- _Data extract_
##############################
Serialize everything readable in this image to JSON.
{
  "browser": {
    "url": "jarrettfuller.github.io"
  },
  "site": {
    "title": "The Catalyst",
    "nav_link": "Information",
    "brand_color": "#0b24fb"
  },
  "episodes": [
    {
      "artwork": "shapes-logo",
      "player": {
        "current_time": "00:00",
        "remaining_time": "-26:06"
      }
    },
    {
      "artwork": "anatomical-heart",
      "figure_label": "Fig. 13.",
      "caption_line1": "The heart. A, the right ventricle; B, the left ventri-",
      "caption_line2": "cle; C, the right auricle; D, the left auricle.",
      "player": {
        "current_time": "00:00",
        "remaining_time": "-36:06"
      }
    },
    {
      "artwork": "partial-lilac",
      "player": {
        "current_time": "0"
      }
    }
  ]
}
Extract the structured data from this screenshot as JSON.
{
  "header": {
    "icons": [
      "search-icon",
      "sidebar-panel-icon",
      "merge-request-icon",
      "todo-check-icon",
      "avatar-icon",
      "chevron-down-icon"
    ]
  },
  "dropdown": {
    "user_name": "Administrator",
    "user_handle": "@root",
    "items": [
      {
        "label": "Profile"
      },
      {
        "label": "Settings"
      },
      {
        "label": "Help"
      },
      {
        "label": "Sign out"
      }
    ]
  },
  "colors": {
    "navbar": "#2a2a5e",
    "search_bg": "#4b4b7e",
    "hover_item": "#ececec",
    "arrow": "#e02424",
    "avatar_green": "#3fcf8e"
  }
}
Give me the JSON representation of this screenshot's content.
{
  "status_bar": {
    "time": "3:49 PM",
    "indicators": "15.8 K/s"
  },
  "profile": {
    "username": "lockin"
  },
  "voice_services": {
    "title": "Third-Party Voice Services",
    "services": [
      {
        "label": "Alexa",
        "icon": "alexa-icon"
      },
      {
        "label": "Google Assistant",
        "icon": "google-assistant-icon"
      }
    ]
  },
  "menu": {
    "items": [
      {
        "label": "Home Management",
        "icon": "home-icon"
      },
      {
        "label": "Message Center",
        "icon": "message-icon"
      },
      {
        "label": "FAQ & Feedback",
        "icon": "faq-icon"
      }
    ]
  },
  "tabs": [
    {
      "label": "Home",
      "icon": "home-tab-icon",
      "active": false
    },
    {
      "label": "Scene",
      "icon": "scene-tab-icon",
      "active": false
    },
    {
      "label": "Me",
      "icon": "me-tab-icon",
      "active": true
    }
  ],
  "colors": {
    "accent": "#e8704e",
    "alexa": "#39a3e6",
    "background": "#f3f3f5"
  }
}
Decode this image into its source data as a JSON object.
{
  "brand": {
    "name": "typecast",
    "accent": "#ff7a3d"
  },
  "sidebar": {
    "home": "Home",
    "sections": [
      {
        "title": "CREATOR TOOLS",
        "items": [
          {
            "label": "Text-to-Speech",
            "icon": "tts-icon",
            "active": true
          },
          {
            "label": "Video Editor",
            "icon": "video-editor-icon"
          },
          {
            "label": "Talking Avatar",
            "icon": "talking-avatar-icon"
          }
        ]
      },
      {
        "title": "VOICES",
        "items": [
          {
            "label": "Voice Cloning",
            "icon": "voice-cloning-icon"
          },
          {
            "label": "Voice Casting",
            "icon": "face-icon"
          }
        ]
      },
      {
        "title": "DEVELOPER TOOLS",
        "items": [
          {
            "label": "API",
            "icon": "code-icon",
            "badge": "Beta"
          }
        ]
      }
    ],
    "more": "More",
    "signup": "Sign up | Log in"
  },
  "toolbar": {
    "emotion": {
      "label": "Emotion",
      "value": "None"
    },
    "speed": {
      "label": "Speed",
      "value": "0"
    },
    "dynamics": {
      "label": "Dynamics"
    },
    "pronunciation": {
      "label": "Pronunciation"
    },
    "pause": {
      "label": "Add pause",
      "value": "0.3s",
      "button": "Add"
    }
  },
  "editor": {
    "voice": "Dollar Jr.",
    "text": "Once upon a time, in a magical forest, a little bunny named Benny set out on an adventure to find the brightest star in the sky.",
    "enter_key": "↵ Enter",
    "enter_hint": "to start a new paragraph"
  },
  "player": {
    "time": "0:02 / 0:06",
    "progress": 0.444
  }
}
##############################
- _Your goal_
Take each line of the material that contains the word "JSON" and list it.

- _Exercise answer_
Serialize everything readable in this image to JSON.
Extract the structured data from this screenshot as JSON.
Give me the JSON representation of this screenshot's content.
Decode this image into its source data as a JSON object.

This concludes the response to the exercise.